REQUIRED TASK => Find every line in the records below that holds the word "detached", and copy it out.

EXCERPTED DATA =>

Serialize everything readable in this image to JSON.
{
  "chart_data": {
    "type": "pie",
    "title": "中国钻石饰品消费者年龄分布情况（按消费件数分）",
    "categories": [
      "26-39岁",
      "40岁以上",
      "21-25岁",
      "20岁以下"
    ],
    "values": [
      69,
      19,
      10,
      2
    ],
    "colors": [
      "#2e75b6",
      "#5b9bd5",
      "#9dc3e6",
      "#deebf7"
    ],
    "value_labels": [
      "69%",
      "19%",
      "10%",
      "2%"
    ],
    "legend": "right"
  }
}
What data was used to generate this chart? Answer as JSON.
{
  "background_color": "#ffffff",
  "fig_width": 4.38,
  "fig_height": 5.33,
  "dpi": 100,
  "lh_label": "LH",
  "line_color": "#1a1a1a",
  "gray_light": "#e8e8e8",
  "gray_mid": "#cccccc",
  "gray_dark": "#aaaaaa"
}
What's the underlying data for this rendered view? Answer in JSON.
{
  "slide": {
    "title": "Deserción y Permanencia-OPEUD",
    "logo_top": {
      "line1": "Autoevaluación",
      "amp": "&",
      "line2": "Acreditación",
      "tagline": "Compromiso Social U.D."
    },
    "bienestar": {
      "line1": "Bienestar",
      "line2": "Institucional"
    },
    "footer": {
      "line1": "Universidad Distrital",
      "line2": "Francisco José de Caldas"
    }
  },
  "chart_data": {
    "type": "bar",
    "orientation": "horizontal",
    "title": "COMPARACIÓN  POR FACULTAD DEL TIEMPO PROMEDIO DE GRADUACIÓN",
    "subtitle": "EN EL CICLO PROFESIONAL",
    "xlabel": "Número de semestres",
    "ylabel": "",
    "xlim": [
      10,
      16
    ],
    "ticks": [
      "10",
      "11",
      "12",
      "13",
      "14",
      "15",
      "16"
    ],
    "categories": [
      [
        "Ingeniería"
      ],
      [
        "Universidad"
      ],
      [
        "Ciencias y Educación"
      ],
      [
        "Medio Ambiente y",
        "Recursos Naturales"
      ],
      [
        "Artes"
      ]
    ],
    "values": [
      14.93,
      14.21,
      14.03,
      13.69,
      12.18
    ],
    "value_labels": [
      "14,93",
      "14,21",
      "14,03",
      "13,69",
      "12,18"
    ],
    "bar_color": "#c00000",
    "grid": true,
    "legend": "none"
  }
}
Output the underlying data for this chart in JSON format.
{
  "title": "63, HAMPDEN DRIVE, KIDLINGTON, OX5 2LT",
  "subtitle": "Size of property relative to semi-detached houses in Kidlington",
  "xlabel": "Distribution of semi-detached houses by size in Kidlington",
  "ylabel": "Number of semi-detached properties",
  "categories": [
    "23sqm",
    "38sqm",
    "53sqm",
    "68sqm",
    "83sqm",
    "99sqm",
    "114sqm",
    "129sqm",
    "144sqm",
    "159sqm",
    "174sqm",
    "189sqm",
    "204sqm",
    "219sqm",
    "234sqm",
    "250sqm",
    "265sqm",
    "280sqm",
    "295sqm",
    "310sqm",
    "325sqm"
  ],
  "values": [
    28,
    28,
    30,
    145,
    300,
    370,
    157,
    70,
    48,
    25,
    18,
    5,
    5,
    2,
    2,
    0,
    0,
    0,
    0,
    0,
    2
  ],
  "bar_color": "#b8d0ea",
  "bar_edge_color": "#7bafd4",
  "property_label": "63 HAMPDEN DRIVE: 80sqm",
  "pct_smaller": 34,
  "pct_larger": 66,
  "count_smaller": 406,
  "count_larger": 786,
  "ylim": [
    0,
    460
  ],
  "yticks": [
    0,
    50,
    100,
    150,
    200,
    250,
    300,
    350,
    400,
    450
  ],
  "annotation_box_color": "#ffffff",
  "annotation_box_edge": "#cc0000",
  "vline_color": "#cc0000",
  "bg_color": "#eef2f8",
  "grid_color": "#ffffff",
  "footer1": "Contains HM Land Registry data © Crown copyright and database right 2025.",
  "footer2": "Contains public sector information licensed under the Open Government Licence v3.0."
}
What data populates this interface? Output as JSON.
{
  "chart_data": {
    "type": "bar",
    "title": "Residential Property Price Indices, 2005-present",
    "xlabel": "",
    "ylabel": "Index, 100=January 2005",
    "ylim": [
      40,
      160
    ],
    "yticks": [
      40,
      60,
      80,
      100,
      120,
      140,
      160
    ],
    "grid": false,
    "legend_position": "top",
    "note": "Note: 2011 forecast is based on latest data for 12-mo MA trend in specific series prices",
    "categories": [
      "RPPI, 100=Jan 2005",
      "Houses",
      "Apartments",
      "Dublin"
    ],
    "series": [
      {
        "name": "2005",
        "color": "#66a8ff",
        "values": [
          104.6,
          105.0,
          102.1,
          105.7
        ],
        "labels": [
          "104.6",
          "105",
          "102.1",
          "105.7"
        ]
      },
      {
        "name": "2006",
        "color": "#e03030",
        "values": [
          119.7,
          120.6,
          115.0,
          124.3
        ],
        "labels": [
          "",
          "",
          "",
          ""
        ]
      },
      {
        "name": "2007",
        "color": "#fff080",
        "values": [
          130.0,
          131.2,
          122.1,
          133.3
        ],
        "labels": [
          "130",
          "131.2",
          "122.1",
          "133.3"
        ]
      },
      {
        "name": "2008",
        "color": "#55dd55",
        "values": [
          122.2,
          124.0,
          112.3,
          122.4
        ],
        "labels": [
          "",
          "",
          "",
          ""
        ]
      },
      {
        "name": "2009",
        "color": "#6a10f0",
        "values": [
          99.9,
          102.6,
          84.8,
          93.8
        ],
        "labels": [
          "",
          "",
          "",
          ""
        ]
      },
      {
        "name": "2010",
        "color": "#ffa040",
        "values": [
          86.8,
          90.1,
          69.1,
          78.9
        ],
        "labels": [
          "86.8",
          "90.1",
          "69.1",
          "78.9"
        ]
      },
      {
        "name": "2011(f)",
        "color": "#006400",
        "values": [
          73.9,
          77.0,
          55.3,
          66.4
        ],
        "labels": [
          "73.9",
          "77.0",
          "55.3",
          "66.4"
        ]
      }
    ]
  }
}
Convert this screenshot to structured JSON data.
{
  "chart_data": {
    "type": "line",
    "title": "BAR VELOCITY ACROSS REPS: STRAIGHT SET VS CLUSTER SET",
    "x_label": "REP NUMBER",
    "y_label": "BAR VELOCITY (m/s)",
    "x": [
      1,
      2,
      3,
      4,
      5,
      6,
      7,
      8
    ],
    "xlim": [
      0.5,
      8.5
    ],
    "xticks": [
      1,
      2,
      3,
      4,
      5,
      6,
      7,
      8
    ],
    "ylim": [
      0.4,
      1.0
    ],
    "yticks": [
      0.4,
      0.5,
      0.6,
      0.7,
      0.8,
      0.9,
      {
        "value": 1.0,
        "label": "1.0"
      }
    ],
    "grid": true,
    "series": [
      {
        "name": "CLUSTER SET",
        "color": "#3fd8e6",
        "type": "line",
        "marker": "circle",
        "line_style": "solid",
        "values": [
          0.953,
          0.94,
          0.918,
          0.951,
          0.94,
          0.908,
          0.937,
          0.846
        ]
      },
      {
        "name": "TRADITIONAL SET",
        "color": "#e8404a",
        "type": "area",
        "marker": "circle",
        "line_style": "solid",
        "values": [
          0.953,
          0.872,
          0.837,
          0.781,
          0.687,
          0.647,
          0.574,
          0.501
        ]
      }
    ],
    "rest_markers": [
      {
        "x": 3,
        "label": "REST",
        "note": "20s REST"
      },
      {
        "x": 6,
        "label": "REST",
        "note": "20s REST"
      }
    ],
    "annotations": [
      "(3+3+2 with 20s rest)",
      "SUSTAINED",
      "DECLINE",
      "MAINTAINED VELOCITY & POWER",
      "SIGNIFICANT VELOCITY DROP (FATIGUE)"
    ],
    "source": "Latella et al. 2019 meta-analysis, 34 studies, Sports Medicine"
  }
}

THE OUTPUT =>
  "subtitle": "Size of property relative to semi-detached houses in Kidlington",
  "xlabel": "Distribution of semi-detached houses by size in Kidlington",
  "ylabel": "Number of semi-detached properties",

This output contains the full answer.